**DIRECTION:**
Copy everything in the listing below word for word, apart from any images.

[start GIVEN RECORDS]

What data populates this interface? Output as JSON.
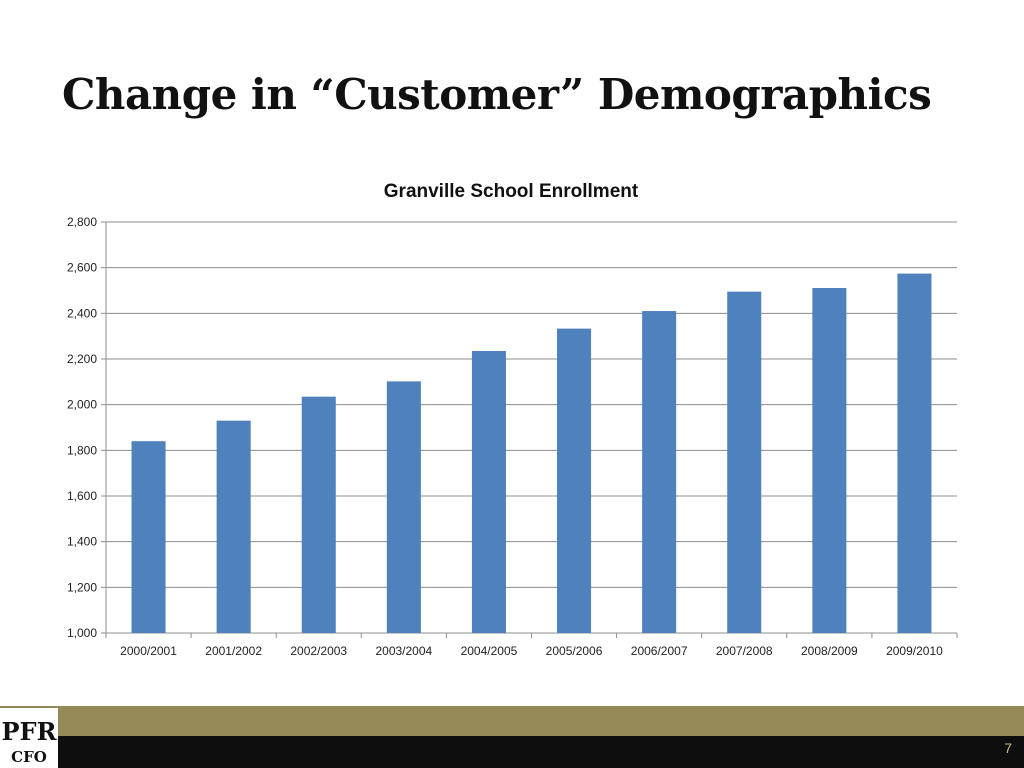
{
  "slide": {
    "title": "Change in “Customer” Demographics",
    "page_number": "7",
    "logo": {
      "text_top": "PFR",
      "text_bottom": "CFO"
    }
  },
  "colors": {
    "bar": "#4f81bd",
    "gridline": "#8c8c8c",
    "footer_band_top": "#938a57",
    "footer_band_bottom": "#0e0e0e"
  },
  "chart_data": {
    "type": "bar",
    "title": "Granville School Enrollment",
    "xlabel": "",
    "ylabel": "",
    "categories": [
      "2000/2001",
      "2001/2002",
      "2002/2003",
      "2003/2004",
      "2004/2005",
      "2005/2006",
      "2006/2007",
      "2007/2008",
      "2008/2009",
      "2009/2010"
    ],
    "values": [
      1840,
      1930,
      2035,
      2102,
      2235,
      2333,
      2410,
      2495,
      2511,
      2574
    ],
    "ylim": [
      1000,
      2800
    ],
    "yticks": [
      1000,
      1200,
      1400,
      1600,
      1800,
      2000,
      2200,
      2400,
      2600,
      2800
    ],
    "ytick_labels": [
      "1,000",
      "1,200",
      "1,400",
      "1,600",
      "1,800",
      "2,000",
      "2,200",
      "2,400",
      "2,600",
      "2,800"
    ],
    "grid": true,
    "legend": "none"
  }
}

[end GIVEN RECORDS]

**SOLUTION BELOW:**
What data populates this interface? Output as JSON.
{
  "slide": {
    "title": "Change in “Customer” Demographics",
    "page_number": "7",
    "logo": {
      "text_top": "PFR",
      "text_bottom": "CFO"
    }
  },
  "colors": {
    "bar": "#4f81bd",
    "gridline": "#8c8c8c",
    "footer_band_top": "#938a57",
    "footer_band_bottom": "#0e0e0e"
  },
  "chart_data": {
    "type": "bar",
    "title": "Granville School Enrollment",
    "xlabel": "",
    "ylabel": "",
    "categories": [
      "2000/2001",
      "2001/2002",
      "2002/2003",
      "2003/2004",
      "2004/2005",
      "2005/2006",
      "2006/2007",
      "2007/2008",
      "2008/2009",
      "2009/2010"
    ],
    "values": [
      1840,
      1930,
      2035,
      2102,
      2235,
      2333,
      2410,
      2495,
      2511,
      2574
    ],
    "ylim": [
      1000,
      2800
    ],
    "yticks": [
      1000,
      1200,
      1400,
      1600,
      1800,
      2000,
      2200,
      2400,
      2600,
      2800
    ],
    "ytick_labels": [
      "1,000",
      "1,200",
      "1,400",
      "1,600",
      "1,800",
      "2,000",
      "2,200",
      "2,400",
      "2,600",
      "2,800"
    ],
    "grid": true,
    "legend": "none"
  }
}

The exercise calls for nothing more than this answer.